[Records of where elements appear]
+ + + + + + +

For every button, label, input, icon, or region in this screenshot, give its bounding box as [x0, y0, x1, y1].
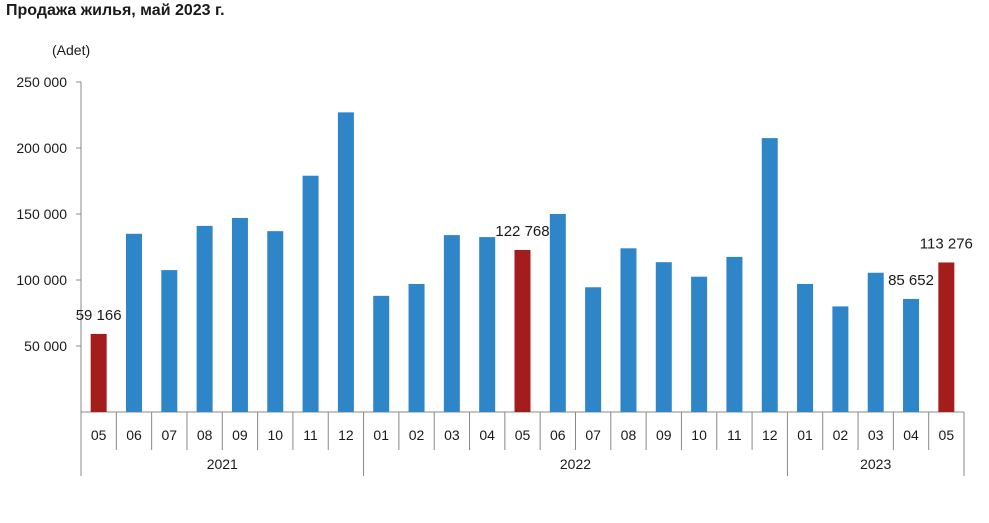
bar	[867, 272, 884, 412]
bar	[479, 237, 496, 412]
bar	[938, 262, 955, 412]
y-tick-label: 150 000	[16, 206, 67, 222]
x-tick-label: 11	[727, 427, 742, 443]
y-tick-label: 250 000	[16, 74, 67, 90]
bar	[125, 233, 142, 412]
bar	[691, 276, 708, 412]
unit-label: (Adet)	[52, 42, 91, 58]
x-tick-label: 07	[162, 427, 178, 443]
bar	[196, 225, 213, 412]
x-tick-label: 05	[939, 427, 955, 443]
data-label: 85 652	[888, 272, 934, 289]
x-tick-label: 12	[338, 427, 354, 443]
x-tick-label: 07	[585, 427, 601, 443]
x-tick-label: 12	[762, 427, 778, 443]
x-tick-label: 06	[126, 427, 142, 443]
x-tick-label: 10	[691, 427, 707, 443]
bar	[655, 262, 672, 412]
x-tick-label: 05	[515, 427, 531, 443]
bar	[90, 333, 107, 412]
x-tick-label: 03	[868, 427, 884, 443]
x-tick-label: 08	[621, 427, 637, 443]
x-tick-label: 03	[444, 427, 460, 443]
bar	[585, 287, 602, 412]
bar	[443, 235, 460, 412]
x-tick-label: 01	[797, 427, 813, 443]
bar	[549, 214, 566, 412]
bar	[797, 283, 814, 412]
data-label: 59 166	[76, 307, 122, 324]
bar	[373, 295, 390, 412]
x-tick-label: 11	[303, 427, 318, 443]
x-tick-label: 04	[903, 427, 919, 443]
bar	[726, 256, 743, 412]
x-tick-label: 09	[232, 427, 248, 443]
x-tick-label: 04	[479, 427, 495, 443]
data-label: 122 768	[495, 223, 549, 240]
bar	[832, 306, 849, 412]
bar	[761, 138, 778, 412]
bar	[620, 248, 637, 412]
year-label: 2022	[560, 456, 591, 472]
y-tick-label: 100 000	[16, 272, 67, 288]
x-tick-label: 08	[197, 427, 213, 443]
bar	[267, 231, 284, 412]
x-tick-label: 01	[373, 427, 389, 443]
x-tick-label: 10	[267, 427, 283, 443]
y-tick-label: 50 000	[24, 338, 67, 354]
x-tick-label: 02	[833, 427, 849, 443]
year-label: 2023	[860, 456, 891, 472]
bar	[514, 249, 531, 412]
x-tick-label: 06	[550, 427, 566, 443]
bar	[903, 298, 920, 412]
year-label: 2021	[207, 456, 238, 472]
data-label: 113 276	[920, 235, 973, 252]
x-tick-label: 05	[91, 427, 107, 443]
x-tick-label: 09	[656, 427, 672, 443]
bar	[231, 217, 248, 412]
y-tick-label: 200 000	[16, 140, 67, 156]
bar	[302, 175, 319, 412]
x-tick-label: 02	[409, 427, 425, 443]
bar	[161, 270, 178, 412]
bar	[408, 283, 425, 412]
bar	[337, 112, 354, 413]
chart-title: Продажа жилья, май 2023 г.	[6, 2, 225, 19]
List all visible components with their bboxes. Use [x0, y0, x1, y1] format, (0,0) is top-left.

+ + + + + + +

_WHAT THIS TASK INVOLVES_
Copy the rows above line for line, without any change, and omit the pictures from your copy.

_OUTPUT FOR THIS EXERCISE_
For every button, label, input, icon, or region in this screenshot, give its bounding box as [x0, y0, x1, y1].
bar	[867, 272, 884, 412]
bar	[479, 237, 496, 412]
bar	[938, 262, 955, 412]
y-tick-label: 150 000	[16, 206, 67, 222]
x-tick-label: 11	[727, 427, 742, 443]
y-tick-label: 250 000	[16, 74, 67, 90]
bar	[125, 233, 142, 412]
bar	[691, 276, 708, 412]
unit-label: (Adet)	[52, 42, 91, 58]
x-tick-label: 07	[162, 427, 178, 443]
bar	[196, 225, 213, 412]
x-tick-label: 05	[939, 427, 955, 443]
data-label: 85 652	[888, 272, 934, 289]
x-tick-label: 12	[338, 427, 354, 443]
x-tick-label: 07	[585, 427, 601, 443]
x-tick-label: 12	[762, 427, 778, 443]
x-tick-label: 06	[126, 427, 142, 443]
x-tick-label: 10	[691, 427, 707, 443]
bar	[655, 262, 672, 412]
x-tick-label: 05	[515, 427, 531, 443]
bar	[90, 333, 107, 412]
x-tick-label: 03	[868, 427, 884, 443]
x-tick-label: 08	[621, 427, 637, 443]
x-tick-label: 03	[444, 427, 460, 443]
bar	[585, 287, 602, 412]
bar	[443, 235, 460, 412]
x-tick-label: 01	[797, 427, 813, 443]
bar	[549, 214, 566, 412]
bar	[797, 283, 814, 412]
data-label: 59 166	[76, 307, 122, 324]
bar	[373, 295, 390, 412]
x-tick-label: 11	[303, 427, 318, 443]
x-tick-label: 04	[903, 427, 919, 443]
bar	[726, 256, 743, 412]
x-tick-label: 09	[232, 427, 248, 443]
x-tick-label: 04	[479, 427, 495, 443]
data-label: 122 768	[495, 223, 549, 240]
bar	[832, 306, 849, 412]
bar	[761, 138, 778, 412]
bar	[620, 248, 637, 412]
year-label: 2022	[560, 456, 591, 472]
y-tick-label: 100 000	[16, 272, 67, 288]
x-tick-label: 08	[197, 427, 213, 443]
bar	[267, 231, 284, 412]
x-tick-label: 01	[373, 427, 389, 443]
x-tick-label: 10	[267, 427, 283, 443]
y-tick-label: 50 000	[24, 338, 67, 354]
x-tick-label: 02	[833, 427, 849, 443]
year-label: 2023	[860, 456, 891, 472]
bar	[514, 249, 531, 412]
x-tick-label: 06	[550, 427, 566, 443]
bar	[903, 298, 920, 412]
year-label: 2021	[207, 456, 238, 472]
data-label: 113 276	[920, 235, 973, 252]
x-tick-label: 05	[91, 427, 107, 443]
x-tick-label: 09	[656, 427, 672, 443]
bar	[231, 217, 248, 412]
y-tick-label: 200 000	[16, 140, 67, 156]
bar	[302, 175, 319, 412]
x-tick-label: 02	[409, 427, 425, 443]
bar	[161, 270, 178, 412]
bar	[408, 283, 425, 412]
bar	[337, 112, 354, 413]
chart-title: Продажа жилья, май 2023 г.	[6, 2, 225, 19]
List all visible components with their bboxes. Use [x0, y0, x1, y1] format, (0,0) is top-left.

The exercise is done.